● **EXERCISE OBJECTIVE**
Print out the entries below with no edits.

● **INFORMATION SHOWN**
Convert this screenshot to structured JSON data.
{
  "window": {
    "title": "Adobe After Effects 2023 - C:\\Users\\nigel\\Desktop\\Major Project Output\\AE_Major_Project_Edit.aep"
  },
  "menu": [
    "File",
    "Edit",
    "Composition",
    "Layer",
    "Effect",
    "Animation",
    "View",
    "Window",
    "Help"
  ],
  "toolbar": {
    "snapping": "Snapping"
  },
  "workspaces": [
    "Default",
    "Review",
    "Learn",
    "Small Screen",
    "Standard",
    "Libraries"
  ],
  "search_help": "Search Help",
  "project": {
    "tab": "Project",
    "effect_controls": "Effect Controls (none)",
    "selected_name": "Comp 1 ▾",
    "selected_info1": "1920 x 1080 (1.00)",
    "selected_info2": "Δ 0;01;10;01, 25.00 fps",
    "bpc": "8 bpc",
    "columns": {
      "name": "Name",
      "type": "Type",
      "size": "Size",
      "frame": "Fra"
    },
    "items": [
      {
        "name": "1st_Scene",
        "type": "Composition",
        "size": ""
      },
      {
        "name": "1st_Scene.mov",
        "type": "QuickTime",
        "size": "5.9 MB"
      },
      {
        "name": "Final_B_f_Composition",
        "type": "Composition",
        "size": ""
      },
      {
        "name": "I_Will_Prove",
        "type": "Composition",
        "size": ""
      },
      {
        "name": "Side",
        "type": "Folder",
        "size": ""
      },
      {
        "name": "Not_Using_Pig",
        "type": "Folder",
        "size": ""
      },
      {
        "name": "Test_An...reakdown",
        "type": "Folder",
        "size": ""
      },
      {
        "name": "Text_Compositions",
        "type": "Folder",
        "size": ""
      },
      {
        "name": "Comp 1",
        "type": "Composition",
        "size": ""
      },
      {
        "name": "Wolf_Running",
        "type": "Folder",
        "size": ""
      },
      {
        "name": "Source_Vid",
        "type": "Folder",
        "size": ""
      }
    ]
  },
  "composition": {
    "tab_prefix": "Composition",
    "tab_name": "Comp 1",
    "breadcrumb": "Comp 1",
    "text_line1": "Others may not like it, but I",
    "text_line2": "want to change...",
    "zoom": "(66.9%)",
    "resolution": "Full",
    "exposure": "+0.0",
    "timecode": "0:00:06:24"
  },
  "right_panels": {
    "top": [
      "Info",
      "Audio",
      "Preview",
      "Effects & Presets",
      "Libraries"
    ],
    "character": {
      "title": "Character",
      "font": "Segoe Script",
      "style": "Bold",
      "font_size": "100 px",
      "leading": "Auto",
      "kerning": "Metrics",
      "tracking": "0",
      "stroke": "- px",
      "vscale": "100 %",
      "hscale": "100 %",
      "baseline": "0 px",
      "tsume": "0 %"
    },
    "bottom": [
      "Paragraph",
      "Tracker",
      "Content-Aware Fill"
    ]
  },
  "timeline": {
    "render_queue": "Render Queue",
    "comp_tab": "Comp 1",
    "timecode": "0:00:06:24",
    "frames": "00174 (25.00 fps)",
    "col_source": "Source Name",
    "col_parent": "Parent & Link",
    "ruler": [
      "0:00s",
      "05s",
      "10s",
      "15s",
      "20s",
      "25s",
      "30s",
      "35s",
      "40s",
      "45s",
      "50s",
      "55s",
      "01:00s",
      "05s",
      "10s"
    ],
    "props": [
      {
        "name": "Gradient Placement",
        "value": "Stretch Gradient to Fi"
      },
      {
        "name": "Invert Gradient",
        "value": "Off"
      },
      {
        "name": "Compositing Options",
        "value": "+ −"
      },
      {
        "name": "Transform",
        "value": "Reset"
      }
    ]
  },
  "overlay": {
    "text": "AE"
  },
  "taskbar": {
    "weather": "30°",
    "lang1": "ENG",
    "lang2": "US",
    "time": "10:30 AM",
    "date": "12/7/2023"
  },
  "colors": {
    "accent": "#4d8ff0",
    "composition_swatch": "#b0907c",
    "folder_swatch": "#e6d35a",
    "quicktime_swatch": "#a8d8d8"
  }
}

● **COMPLETE OUTPUT**
Convert this screenshot to structured JSON data.
{
  "window": {
    "title": "Adobe After Effects 2023 - C:\\Users\\nigel\\Desktop\\Major Project Output\\AE_Major_Project_Edit.aep"
  },
  "menu": [
    "File",
    "Edit",
    "Composition",
    "Layer",
    "Effect",
    "Animation",
    "View",
    "Window",
    "Help"
  ],
  "toolbar": {
    "snapping": "Snapping"
  },
  "workspaces": [
    "Default",
    "Review",
    "Learn",
    "Small Screen",
    "Standard",
    "Libraries"
  ],
  "search_help": "Search Help",
  "project": {
    "tab": "Project",
    "effect_controls": "Effect Controls (none)",
    "selected_name": "Comp 1 ▾",
    "selected_info1": "1920 x 1080 (1.00)",
    "selected_info2": "Δ 0;01;10;01, 25.00 fps",
    "bpc": "8 bpc",
    "columns": {
      "name": "Name",
      "type": "Type",
      "size": "Size",
      "frame": "Fra"
    },
    "items": [
      {
        "name": "1st_Scene",
        "type": "Composition",
        "size": ""
      },
      {
        "name": "1st_Scene.mov",
        "type": "QuickTime",
        "size": "5.9 MB"
      },
      {
        "name": "Final_B_f_Composition",
        "type": "Composition",
        "size": ""
      },
      {
        "name": "I_Will_Prove",
        "type": "Composition",
        "size": ""
      },
      {
        "name": "Side",
        "type": "Folder",
        "size": ""
      },
      {
        "name": "Not_Using_Pig",
        "type": "Folder",
        "size": ""
      },
      {
        "name": "Test_An...reakdown",
        "type": "Folder",
        "size": ""
      },
      {
        "name": "Text_Compositions",
        "type": "Folder",
        "size": ""
      },
      {
        "name": "Comp 1",
        "type": "Composition",
        "size": ""
      },
      {
        "name": "Wolf_Running",
        "type": "Folder",
        "size": ""
      },
      {
        "name": "Source_Vid",
        "type": "Folder",
        "size": ""
      }
    ]
  },
  "composition": {
    "tab_prefix": "Composition",
    "tab_name": "Comp 1",
    "breadcrumb": "Comp 1",
    "text_line1": "Others may not like it, but I",
    "text_line2": "want to change...",
    "zoom": "(66.9%)",
    "resolution": "Full",
    "exposure": "+0.0",
    "timecode": "0:00:06:24"
  },
  "right_panels": {
    "top": [
      "Info",
      "Audio",
      "Preview",
      "Effects & Presets",
      "Libraries"
    ],
    "character": {
      "title": "Character",
      "font": "Segoe Script",
      "style": "Bold",
      "font_size": "100 px",
      "leading": "Auto",
      "kerning": "Metrics",
      "tracking": "0",
      "stroke": "- px",
      "vscale": "100 %",
      "hscale": "100 %",
      "baseline": "0 px",
      "tsume": "0 %"
    },
    "bottom": [
      "Paragraph",
      "Tracker",
      "Content-Aware Fill"
    ]
  },
  "timeline": {
    "render_queue": "Render Queue",
    "comp_tab": "Comp 1",
    "timecode": "0:00:06:24",
    "frames": "00174 (25.00 fps)",
    "col_source": "Source Name",
    "col_parent": "Parent & Link",
    "ruler": [
      "0:00s",
      "05s",
      "10s",
      "15s",
      "20s",
      "25s",
      "30s",
      "35s",
      "40s",
      "45s",
      "50s",
      "55s",
      "01:00s",
      "05s",
      "10s"
    ],
    "props": [
      {
        "name": "Gradient Placement",
        "value": "Stretch Gradient to Fi"
      },
      {
        "name": "Invert Gradient",
        "value": "Off"
      },
      {
        "name": "Compositing Options",
        "value": "+ −"
      },
      {
        "name": "Transform",
        "value": "Reset"
      }
    ]
  },
  "overlay": {
    "text": "AE"
  },
  "taskbar": {
    "weather": "30°",
    "lang1": "ENG",
    "lang2": "US",
    "time": "10:30 AM",
    "date": "12/7/2023"
  },
  "colors": {
    "accent": "#4d8ff0",
    "composition_swatch": "#b0907c",
    "folder_swatch": "#e6d35a",
    "quicktime_swatch": "#a8d8d8"
  }
}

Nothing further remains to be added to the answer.